_Exercise instructions_
Records follow. Copy every line with "section".
— BEGIN Recorded data —
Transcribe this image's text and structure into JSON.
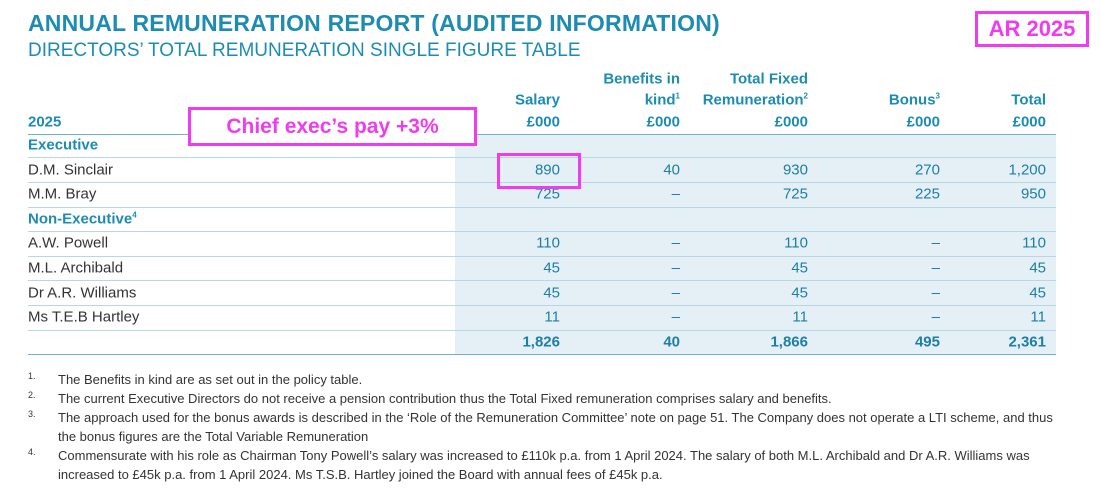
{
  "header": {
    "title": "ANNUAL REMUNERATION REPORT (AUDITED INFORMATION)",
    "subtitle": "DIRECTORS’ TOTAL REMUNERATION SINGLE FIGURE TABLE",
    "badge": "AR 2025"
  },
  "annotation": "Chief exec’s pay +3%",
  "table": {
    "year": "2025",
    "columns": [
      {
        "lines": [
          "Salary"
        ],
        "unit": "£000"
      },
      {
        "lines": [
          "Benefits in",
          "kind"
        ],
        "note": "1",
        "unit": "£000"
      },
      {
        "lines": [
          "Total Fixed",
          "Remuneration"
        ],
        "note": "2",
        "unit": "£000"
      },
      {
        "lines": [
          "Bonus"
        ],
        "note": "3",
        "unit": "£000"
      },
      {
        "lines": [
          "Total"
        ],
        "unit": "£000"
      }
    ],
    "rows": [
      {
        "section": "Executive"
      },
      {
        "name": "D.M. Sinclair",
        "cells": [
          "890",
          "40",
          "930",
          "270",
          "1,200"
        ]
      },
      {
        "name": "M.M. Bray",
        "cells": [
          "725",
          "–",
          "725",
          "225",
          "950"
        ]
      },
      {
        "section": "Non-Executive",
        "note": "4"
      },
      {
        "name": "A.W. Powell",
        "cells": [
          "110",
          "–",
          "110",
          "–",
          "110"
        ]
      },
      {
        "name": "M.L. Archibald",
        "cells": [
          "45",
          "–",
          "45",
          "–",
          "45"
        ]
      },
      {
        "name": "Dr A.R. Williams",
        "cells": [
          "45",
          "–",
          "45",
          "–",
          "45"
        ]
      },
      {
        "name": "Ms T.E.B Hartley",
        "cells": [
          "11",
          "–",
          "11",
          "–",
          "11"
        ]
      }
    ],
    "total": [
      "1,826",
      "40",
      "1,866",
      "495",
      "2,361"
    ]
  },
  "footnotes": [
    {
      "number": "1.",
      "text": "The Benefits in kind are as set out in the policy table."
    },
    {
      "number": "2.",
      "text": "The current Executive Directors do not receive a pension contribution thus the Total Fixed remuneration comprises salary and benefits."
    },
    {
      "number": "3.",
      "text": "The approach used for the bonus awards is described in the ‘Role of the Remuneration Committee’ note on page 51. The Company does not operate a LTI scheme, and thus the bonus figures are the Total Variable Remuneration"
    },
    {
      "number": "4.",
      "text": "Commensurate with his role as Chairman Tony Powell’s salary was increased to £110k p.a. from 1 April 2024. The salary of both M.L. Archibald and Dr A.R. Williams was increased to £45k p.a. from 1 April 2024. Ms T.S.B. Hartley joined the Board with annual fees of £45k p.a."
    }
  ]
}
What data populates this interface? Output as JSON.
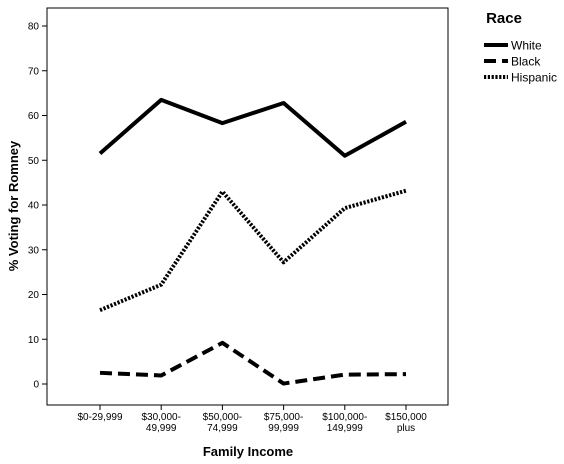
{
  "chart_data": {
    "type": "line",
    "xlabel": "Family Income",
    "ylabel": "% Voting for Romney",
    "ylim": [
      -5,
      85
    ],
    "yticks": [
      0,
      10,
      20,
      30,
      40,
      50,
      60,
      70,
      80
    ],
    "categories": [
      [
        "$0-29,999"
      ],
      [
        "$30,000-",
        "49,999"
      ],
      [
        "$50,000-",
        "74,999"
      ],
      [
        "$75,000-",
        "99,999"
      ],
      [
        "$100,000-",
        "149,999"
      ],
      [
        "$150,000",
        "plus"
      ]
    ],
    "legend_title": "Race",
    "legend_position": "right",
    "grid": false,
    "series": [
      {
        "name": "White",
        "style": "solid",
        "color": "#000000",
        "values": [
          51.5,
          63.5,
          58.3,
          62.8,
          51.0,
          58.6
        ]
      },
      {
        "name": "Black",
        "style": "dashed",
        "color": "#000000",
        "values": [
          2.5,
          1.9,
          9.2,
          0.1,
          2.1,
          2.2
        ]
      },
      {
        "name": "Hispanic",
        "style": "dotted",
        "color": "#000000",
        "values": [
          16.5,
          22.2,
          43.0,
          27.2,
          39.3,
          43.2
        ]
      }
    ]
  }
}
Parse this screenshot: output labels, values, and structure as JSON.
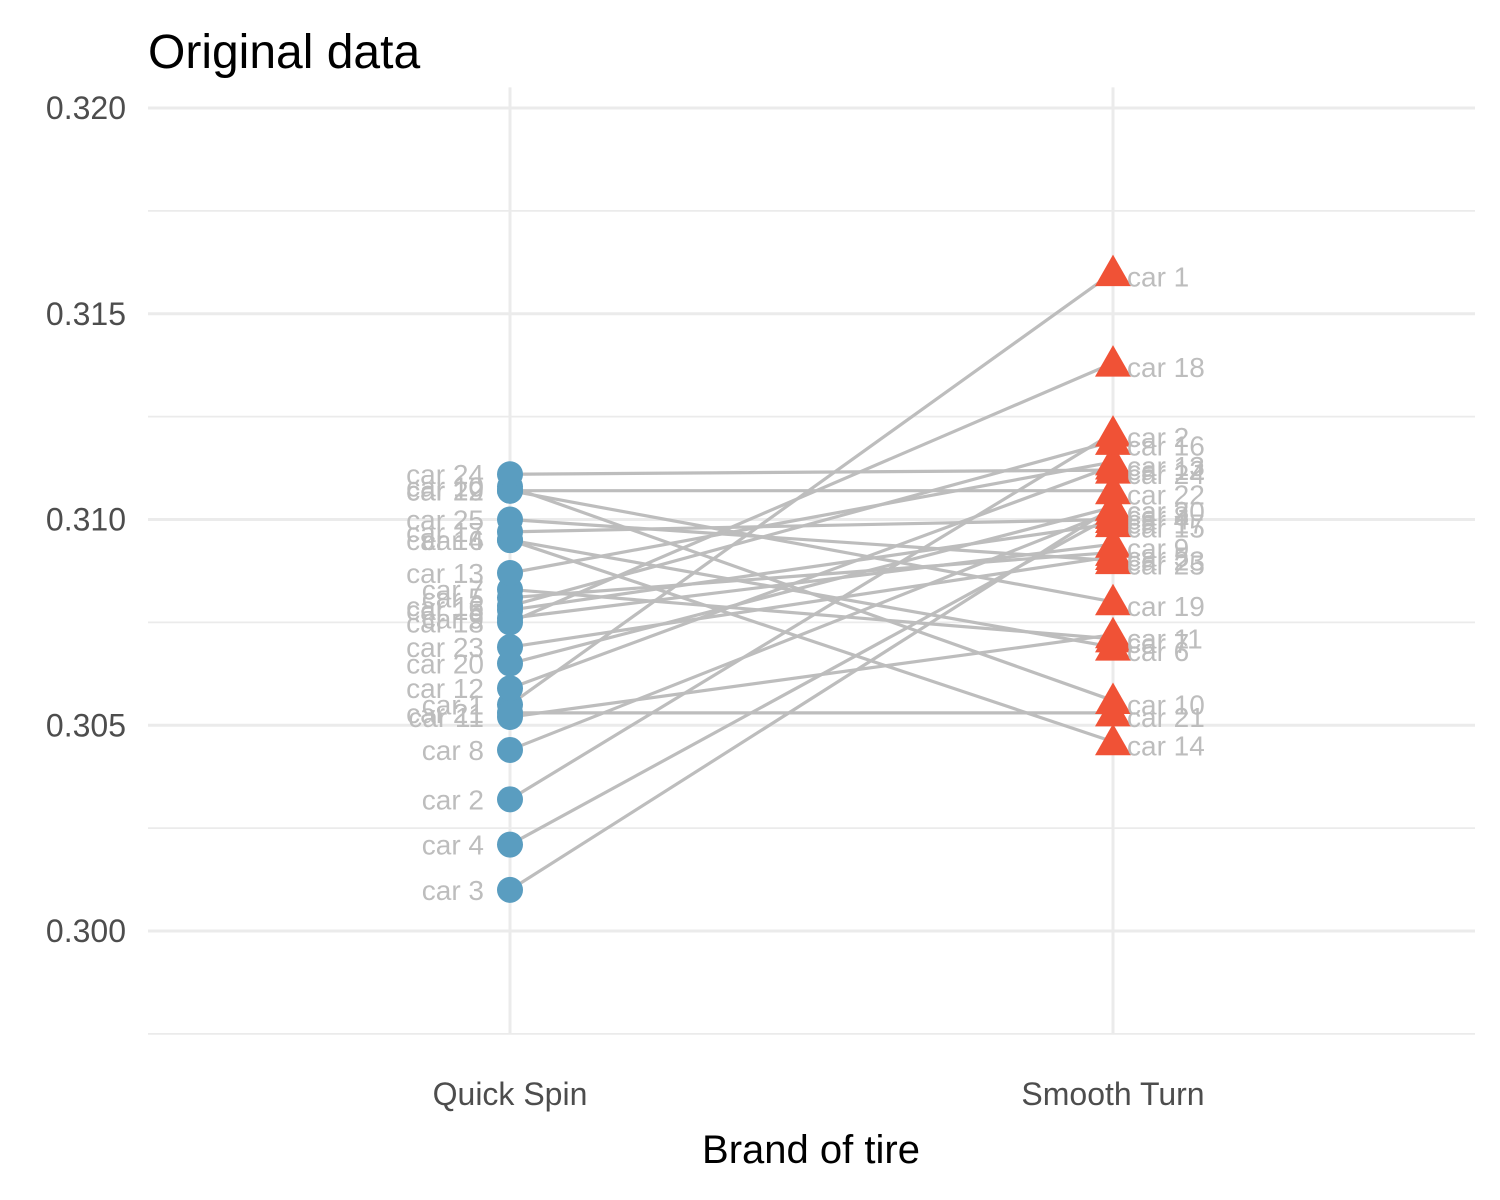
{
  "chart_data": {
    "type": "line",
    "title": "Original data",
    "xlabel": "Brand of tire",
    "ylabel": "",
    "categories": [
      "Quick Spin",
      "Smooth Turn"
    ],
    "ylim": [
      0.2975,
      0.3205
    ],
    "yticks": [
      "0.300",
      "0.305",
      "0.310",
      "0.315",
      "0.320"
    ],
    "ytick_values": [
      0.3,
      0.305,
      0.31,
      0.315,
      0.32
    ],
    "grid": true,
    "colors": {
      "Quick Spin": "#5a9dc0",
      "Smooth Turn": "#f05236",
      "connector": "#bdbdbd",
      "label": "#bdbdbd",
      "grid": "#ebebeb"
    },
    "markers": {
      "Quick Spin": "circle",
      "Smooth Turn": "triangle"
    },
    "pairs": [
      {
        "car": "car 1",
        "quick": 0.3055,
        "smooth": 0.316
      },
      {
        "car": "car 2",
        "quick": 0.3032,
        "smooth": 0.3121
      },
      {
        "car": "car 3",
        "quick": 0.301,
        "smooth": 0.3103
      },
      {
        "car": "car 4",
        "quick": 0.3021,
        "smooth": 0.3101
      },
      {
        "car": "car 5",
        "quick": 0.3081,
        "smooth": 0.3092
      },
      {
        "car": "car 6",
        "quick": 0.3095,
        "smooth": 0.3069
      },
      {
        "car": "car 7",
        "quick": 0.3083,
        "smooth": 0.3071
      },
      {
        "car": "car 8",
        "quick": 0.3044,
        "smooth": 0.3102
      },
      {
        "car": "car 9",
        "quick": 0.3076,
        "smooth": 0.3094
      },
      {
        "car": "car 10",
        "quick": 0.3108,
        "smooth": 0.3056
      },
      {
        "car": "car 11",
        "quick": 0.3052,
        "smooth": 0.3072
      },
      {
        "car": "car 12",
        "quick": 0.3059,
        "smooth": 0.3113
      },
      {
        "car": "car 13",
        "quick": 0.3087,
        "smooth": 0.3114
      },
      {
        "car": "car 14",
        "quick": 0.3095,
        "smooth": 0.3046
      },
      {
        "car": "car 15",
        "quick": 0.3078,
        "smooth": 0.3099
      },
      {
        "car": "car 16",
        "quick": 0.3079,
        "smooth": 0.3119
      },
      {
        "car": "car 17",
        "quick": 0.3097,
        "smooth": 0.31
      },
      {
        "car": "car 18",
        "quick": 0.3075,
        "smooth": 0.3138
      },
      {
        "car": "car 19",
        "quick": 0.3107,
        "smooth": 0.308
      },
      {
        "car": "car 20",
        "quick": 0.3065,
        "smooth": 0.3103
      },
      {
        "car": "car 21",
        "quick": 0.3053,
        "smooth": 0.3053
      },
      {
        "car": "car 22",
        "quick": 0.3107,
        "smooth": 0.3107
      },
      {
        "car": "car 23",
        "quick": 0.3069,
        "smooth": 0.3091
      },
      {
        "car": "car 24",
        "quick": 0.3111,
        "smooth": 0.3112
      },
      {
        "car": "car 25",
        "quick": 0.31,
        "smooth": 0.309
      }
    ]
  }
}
— END Recorded data —
_Exercise output_
        "section": "Executive"
        "section": "Non-Executive",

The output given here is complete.